QG : Quelles seraient les mesures alternatives permettant un rééquilibrage, en faveur du pouvoir judiciaire, selon vous ?

Redonner des moyens à la justice ! Quand on voit l’état actuel de la justice, les moyens des avocats aujourd’hui, qui manifestent justement pour avoir une justice fonctionnelle, et pas seulement pour leurs retraites. C’est un ras-le-bol général que l’on voit du côté de la justice, qui est vraiment le parent pauvre de l’État. Pour 1.000 euros de budget de l’État, trois euros seulement sont destinés à la justice ! C’est extrêmement faible en Europe, dans les pays industrialisés. En fait, c’est prioritairement ça qui permettrait de régler les choses. Si les gens s’apercevaient que leurs actes sur Internet avaient des conséquences réelles et qu’il y avait des condamnations régulières de gens qui émettent des menaces, qui diffusent des informations, qui font du revenge porn, etc., on aurait une réadaptation de la société.

Alors que là, un certain nombre de gens ont des réactions en ligne totalement hors-la-loi et il ne se passe rien, parce que ni la justice, ni la police n’ont les moyens de s’en occuper. Forcément, ça donne l’idée que c’est possible. Puisque personne ne dit rien. Donc, allons-y gaiement et insultons. C’est globalement un problème de capacité de la justice à pouvoir s’attaquer au nœud du problème.

Action à mener A -
Indiquez si chacun de ces énoncés concorde avec l’extrait sur les moyens de la justice, en répondant par oui ou par non et en citant mot pour mot le passage qui tranche. (i) Les avocats manifestent uniquement pour leurs retraites. (ii) Sur 1 000 euros du budget de l’État, trois euros vont à la justice. (iii) La police a les moyens de traiter les réactions en ligne hors-la-loi.
Action à mener B -
Écrivez la suite de l’extrait sur les moyens de la justice en reprenant après sa dernière phrase.
Les enregistrements forment un matériau distinct de l’extrait.

Enregistrements -

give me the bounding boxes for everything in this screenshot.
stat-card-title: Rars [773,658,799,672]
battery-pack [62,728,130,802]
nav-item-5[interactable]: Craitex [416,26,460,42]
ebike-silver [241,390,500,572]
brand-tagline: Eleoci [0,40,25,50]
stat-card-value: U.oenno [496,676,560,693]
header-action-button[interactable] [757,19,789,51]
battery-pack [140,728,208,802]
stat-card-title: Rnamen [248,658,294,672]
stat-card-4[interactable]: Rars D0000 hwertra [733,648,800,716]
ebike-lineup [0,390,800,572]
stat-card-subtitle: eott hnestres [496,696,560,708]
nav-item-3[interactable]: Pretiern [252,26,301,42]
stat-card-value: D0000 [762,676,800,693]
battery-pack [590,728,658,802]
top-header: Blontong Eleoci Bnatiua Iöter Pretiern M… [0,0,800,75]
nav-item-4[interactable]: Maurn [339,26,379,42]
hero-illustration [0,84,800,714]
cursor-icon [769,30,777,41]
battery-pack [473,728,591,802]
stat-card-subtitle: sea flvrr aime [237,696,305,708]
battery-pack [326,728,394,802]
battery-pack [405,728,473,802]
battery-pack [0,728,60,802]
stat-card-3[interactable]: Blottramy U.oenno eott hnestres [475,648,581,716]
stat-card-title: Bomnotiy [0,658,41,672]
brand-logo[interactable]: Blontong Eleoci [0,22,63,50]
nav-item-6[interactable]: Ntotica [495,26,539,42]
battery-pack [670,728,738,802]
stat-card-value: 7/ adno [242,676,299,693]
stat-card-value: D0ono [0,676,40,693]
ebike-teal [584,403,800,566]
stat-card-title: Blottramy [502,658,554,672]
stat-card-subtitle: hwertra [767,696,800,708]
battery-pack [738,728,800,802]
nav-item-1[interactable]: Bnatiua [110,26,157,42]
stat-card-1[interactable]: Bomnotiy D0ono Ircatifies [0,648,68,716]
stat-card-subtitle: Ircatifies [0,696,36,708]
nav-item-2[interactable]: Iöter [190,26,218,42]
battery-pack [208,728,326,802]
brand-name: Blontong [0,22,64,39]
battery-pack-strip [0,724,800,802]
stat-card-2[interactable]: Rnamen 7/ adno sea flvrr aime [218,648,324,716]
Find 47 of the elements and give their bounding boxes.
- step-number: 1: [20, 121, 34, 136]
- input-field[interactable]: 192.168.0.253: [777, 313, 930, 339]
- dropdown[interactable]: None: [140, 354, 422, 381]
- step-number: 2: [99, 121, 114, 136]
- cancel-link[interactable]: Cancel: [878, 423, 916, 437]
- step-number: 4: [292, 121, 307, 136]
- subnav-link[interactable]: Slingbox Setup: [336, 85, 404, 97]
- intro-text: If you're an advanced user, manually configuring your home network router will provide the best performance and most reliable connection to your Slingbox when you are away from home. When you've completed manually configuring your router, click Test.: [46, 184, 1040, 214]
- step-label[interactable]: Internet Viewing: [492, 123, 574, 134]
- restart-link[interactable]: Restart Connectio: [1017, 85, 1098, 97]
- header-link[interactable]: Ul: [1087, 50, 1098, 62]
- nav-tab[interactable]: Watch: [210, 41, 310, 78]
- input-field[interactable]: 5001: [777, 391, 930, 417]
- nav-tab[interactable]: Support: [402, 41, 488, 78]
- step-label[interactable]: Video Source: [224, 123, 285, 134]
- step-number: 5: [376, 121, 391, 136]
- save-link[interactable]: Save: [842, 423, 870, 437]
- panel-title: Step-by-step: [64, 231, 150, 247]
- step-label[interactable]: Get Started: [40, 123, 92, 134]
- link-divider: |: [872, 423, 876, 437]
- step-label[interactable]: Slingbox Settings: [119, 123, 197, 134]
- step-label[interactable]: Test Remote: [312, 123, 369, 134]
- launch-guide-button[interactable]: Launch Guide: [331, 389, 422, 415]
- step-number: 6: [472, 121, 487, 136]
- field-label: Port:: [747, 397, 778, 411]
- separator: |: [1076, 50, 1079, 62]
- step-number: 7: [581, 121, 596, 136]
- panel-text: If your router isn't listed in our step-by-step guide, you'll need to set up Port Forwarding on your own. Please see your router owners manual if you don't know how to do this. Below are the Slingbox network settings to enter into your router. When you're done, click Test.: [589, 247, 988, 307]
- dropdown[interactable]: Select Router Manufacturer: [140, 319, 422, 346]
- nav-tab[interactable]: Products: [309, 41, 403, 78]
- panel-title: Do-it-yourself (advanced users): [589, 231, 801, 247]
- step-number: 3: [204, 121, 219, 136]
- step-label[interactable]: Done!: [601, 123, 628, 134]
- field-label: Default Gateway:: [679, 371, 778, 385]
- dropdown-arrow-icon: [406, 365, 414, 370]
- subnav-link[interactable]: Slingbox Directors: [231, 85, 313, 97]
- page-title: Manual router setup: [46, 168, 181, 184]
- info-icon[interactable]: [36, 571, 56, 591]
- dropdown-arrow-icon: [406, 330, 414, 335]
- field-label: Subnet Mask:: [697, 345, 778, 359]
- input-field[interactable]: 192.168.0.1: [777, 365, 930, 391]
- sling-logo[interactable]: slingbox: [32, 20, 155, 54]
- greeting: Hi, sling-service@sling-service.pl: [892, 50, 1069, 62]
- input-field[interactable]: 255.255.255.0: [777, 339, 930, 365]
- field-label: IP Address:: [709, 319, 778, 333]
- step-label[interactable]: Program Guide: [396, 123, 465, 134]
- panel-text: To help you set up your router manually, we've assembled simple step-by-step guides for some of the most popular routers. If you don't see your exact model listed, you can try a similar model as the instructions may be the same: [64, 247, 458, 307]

Résultat A -
(i) Non : « et pas seulement pour leurs retraites ».
(ii) Oui : « Pour 1.000 euros de budget de l’État, trois euros seulement sont destinés à la justice ! »
(iii) Non : « ni la justice, ni la police n’ont les moyens de s’en occuper ».

Résultat B -
Et puis bien sûr, l’éducation. L’éducation des jeunes à l’expression, à ce qu’il se passe en ligne, la différence entre la communication en ligne et communication réelle, quels impacts ça peut avoir, il faut sensibiliser à ça. Et puis la question de la durée de rétention des données. Bref, qu’est-ce qui se passe quand on fait des choses à 15 ans, à 18 ans ; est-ce qu’on ne va pas se les prendre dans la figure à 30 ans, à 40 ans, quand on va chercher un emploi, etc. ? L’éducation a une grande part de responsabilité dans ce qu’on trouve en ligne.

Mais je le répète, la priorité des priorités c’est de donner des moyens à la justice de faire son travail plutôt que de déporter cette obligation régalienne de réglementer les espaces de discussion vers les plateformes elles-mêmes, des plateformes américaines qui ont déjà bien trop de pouvoir puisqu’elles choisissent déjà ce que les gens voient, et que ça leur permet d’agir sur ce qu’on pense. Et là, on leur demande carrément de déterminer ce que les gens ont le droit de dire sur les réseaux, et c’est totalement démesuré !

 

QG : Avec l’état d’urgence sanitaire ou la tentative de mise de place de l’application StopCovid, ne craignez-vous pas une dérive liberticide ? Si oui, pour quelles raisons ?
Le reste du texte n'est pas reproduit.